Supplied entries →

================

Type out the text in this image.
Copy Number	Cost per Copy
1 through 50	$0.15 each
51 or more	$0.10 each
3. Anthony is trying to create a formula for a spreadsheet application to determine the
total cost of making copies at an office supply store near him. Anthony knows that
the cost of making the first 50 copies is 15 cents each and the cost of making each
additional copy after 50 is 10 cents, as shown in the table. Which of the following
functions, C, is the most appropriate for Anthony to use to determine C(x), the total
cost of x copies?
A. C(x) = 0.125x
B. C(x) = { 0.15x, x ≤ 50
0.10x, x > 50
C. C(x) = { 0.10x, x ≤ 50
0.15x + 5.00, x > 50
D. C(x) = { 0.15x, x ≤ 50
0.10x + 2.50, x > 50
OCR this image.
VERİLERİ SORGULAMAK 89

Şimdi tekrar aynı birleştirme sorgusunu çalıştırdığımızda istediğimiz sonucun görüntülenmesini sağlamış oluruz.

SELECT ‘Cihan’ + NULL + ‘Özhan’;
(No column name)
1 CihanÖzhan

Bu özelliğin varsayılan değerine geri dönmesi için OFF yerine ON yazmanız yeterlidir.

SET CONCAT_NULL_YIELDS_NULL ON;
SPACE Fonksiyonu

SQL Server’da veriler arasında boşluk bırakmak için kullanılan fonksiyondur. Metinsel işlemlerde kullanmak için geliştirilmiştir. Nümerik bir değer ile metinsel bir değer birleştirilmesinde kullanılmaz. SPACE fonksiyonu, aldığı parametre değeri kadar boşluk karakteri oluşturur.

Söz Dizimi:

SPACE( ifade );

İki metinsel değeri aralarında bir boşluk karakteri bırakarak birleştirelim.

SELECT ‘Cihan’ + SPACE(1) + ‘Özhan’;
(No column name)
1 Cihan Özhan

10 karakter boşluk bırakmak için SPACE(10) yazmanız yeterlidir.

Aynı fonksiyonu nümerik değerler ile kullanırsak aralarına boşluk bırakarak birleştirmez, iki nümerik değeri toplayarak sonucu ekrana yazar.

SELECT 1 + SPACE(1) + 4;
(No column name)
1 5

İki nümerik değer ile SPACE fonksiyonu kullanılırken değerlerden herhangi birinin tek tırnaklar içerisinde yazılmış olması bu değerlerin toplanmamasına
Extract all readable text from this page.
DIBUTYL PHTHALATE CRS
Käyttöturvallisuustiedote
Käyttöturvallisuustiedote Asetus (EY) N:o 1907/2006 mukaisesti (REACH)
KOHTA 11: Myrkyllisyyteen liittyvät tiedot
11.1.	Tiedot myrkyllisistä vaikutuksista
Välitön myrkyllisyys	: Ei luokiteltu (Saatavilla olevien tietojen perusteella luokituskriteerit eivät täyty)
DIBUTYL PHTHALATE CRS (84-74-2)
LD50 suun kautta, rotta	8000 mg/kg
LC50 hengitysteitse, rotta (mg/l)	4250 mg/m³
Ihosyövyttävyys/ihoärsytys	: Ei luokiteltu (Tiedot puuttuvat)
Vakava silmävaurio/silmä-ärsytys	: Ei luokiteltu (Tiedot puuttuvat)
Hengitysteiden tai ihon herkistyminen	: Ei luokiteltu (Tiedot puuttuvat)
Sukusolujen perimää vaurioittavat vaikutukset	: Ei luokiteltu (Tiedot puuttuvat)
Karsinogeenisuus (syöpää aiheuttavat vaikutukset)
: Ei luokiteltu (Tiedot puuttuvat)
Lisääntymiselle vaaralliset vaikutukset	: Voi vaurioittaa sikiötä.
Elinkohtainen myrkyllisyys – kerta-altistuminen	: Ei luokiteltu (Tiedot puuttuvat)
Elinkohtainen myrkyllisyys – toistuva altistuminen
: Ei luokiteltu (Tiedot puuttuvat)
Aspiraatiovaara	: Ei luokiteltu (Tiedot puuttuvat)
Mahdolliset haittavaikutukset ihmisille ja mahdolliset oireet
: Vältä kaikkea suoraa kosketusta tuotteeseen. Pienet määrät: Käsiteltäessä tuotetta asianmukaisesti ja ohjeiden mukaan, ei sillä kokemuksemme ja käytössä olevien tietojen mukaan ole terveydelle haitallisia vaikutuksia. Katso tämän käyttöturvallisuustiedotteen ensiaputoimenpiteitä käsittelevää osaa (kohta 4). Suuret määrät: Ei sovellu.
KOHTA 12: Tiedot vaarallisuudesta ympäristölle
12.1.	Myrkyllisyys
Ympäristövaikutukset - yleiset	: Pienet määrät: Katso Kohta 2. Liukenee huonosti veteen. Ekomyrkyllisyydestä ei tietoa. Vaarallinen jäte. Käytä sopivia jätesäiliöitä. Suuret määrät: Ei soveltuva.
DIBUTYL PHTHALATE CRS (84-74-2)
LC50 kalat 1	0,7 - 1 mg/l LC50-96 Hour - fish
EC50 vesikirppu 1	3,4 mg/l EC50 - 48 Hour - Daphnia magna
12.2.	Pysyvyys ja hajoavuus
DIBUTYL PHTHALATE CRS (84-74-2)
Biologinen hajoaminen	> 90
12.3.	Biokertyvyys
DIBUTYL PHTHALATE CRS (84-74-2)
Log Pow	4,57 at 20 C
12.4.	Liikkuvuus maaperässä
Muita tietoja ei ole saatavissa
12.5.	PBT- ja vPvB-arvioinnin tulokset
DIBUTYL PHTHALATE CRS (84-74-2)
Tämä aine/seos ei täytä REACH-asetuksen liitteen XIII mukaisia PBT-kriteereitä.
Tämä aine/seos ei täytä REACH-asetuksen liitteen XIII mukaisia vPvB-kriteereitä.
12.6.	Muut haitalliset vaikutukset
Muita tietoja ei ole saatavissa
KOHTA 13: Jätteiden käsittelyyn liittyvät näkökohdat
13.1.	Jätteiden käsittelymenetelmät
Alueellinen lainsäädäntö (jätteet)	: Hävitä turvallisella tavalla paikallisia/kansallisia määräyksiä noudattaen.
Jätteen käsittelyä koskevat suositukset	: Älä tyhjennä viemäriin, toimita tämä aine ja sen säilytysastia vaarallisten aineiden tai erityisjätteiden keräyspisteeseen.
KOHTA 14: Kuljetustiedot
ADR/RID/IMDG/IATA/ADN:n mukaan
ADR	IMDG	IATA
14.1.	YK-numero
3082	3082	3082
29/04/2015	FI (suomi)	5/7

================

Exercise description → Copy out each line exactly.

Solution to this task →
Type out the text in this image.
Copy Number	Cost per Copy
1 through 50	$0.15 each
51 or more	$0.10 each
3. Anthony is trying to create a formula for a spreadsheet application to determine the
total cost of making copies at an office supply store near him. Anthony knows that
the cost of making the first 50 copies is 15 cents each and the cost of making each
additional copy after 50 is 10 cents, as shown in the table. Which of the following
functions, C, is the most appropriate for Anthony to use to determine C(x), the total
cost of x copies?
A. C(x) = 0.125x
B. C(x) = { 0.15x, x ≤ 50
0.10x, x > 50
C. C(x) = { 0.10x, x ≤ 50
0.15x + 5.00, x > 50
D. C(x) = { 0.15x, x ≤ 50
0.10x + 2.50, x > 50
OCR this image.
VERİLERİ SORGULAMAK 89

Şimdi tekrar aynı birleştirme sorgusunu çalıştırdığımızda istediğimiz sonucun görüntülenmesini sağlamış oluruz.

SELECT ‘Cihan’ + NULL + ‘Özhan’;
(No column name)
1 CihanÖzhan

Bu özelliğin varsayılan değerine geri dönmesi için OFF yerine ON yazmanız yeterlidir.

SET CONCAT_NULL_YIELDS_NULL ON;
SPACE Fonksiyonu

SQL Server’da veriler arasında boşluk bırakmak için kullanılan fonksiyondur. Metinsel işlemlerde kullanmak için geliştirilmiştir. Nümerik bir değer ile metinsel bir değer birleştirilmesinde kullanılmaz. SPACE fonksiyonu, aldığı parametre değeri kadar boşluk karakteri oluşturur.

Söz Dizimi:

SPACE( ifade );

İki metinsel değeri aralarında bir boşluk karakteri bırakarak birleştirelim.

SELECT ‘Cihan’ + SPACE(1) + ‘Özhan’;
(No column name)
1 Cihan Özhan

10 karakter boşluk bırakmak için SPACE(10) yazmanız yeterlidir.

Aynı fonksiyonu nümerik değerler ile kullanırsak aralarına boşluk bırakarak birleştirmez, iki nümerik değeri toplayarak sonucu ekrana yazar.

SELECT 1 + SPACE(1) + 4;
(No column name)
1 5

İki nümerik değer ile SPACE fonksiyonu kullanılırken değerlerden herhangi birinin tek tırnaklar içerisinde yazılmış olması bu değerlerin toplanmamasına
Extract all readable text from this page.
DIBUTYL PHTHALATE CRS
Käyttöturvallisuustiedote
Käyttöturvallisuustiedote Asetus (EY) N:o 1907/2006 mukaisesti (REACH)
KOHTA 11: Myrkyllisyyteen liittyvät tiedot
11.1.	Tiedot myrkyllisistä vaikutuksista
Välitön myrkyllisyys	: Ei luokiteltu (Saatavilla olevien tietojen perusteella luokituskriteerit eivät täyty)
DIBUTYL PHTHALATE CRS (84-74-2)
LD50 suun kautta, rotta	8000 mg/kg
LC50 hengitysteitse, rotta (mg/l)	4250 mg/m³
Ihosyövyttävyys/ihoärsytys	: Ei luokiteltu (Tiedot puuttuvat)
Vakava silmävaurio/silmä-ärsytys	: Ei luokiteltu (Tiedot puuttuvat)
Hengitysteiden tai ihon herkistyminen	: Ei luokiteltu (Tiedot puuttuvat)
Sukusolujen perimää vaurioittavat vaikutukset	: Ei luokiteltu (Tiedot puuttuvat)
Karsinogeenisuus (syöpää aiheuttavat vaikutukset)
: Ei luokiteltu (Tiedot puuttuvat)
Lisääntymiselle vaaralliset vaikutukset	: Voi vaurioittaa sikiötä.
Elinkohtainen myrkyllisyys – kerta-altistuminen	: Ei luokiteltu (Tiedot puuttuvat)
Elinkohtainen myrkyllisyys – toistuva altistuminen
: Ei luokiteltu (Tiedot puuttuvat)
Aspiraatiovaara	: Ei luokiteltu (Tiedot puuttuvat)
Mahdolliset haittavaikutukset ihmisille ja mahdolliset oireet
: Vältä kaikkea suoraa kosketusta tuotteeseen. Pienet määrät: Käsiteltäessä tuotetta asianmukaisesti ja ohjeiden mukaan, ei sillä kokemuksemme ja käytössä olevien tietojen mukaan ole terveydelle haitallisia vaikutuksia. Katso tämän käyttöturvallisuustiedotteen ensiaputoimenpiteitä käsittelevää osaa (kohta 4). Suuret määrät: Ei sovellu.
KOHTA 12: Tiedot vaarallisuudesta ympäristölle
12.1.	Myrkyllisyys
Ympäristövaikutukset - yleiset	: Pienet määrät: Katso Kohta 2. Liukenee huonosti veteen. Ekomyrkyllisyydestä ei tietoa. Vaarallinen jäte. Käytä sopivia jätesäiliöitä. Suuret määrät: Ei soveltuva.
DIBUTYL PHTHALATE CRS (84-74-2)
LC50 kalat 1	0,7 - 1 mg/l LC50-96 Hour - fish
EC50 vesikirppu 1	3,4 mg/l EC50 - 48 Hour - Daphnia magna
12.2.	Pysyvyys ja hajoavuus
DIBUTYL PHTHALATE CRS (84-74-2)
Biologinen hajoaminen	> 90
12.3.	Biokertyvyys
DIBUTYL PHTHALATE CRS (84-74-2)
Log Pow	4,57 at 20 C
12.4.	Liikkuvuus maaperässä
Muita tietoja ei ole saatavissa
12.5.	PBT- ja vPvB-arvioinnin tulokset
DIBUTYL PHTHALATE CRS (84-74-2)
Tämä aine/seos ei täytä REACH-asetuksen liitteen XIII mukaisia PBT-kriteereitä.
Tämä aine/seos ei täytä REACH-asetuksen liitteen XIII mukaisia vPvB-kriteereitä.
12.6.	Muut haitalliset vaikutukset
Muita tietoja ei ole saatavissa
KOHTA 13: Jätteiden käsittelyyn liittyvät näkökohdat
13.1.	Jätteiden käsittelymenetelmät
Alueellinen lainsäädäntö (jätteet)	: Hävitä turvallisella tavalla paikallisia/kansallisia määräyksiä noudattaen.
Jätteen käsittelyä koskevat suositukset	: Älä tyhjennä viemäriin, toimita tämä aine ja sen säilytysastia vaarallisten aineiden tai erityisjätteiden keräyspisteeseen.
KOHTA 14: Kuljetustiedot
ADR/RID/IMDG/IATA/ADN:n mukaan
ADR	IMDG	IATA
14.1.	YK-numero
3082	3082	3082
29/04/2015	FI (suomi)	5/7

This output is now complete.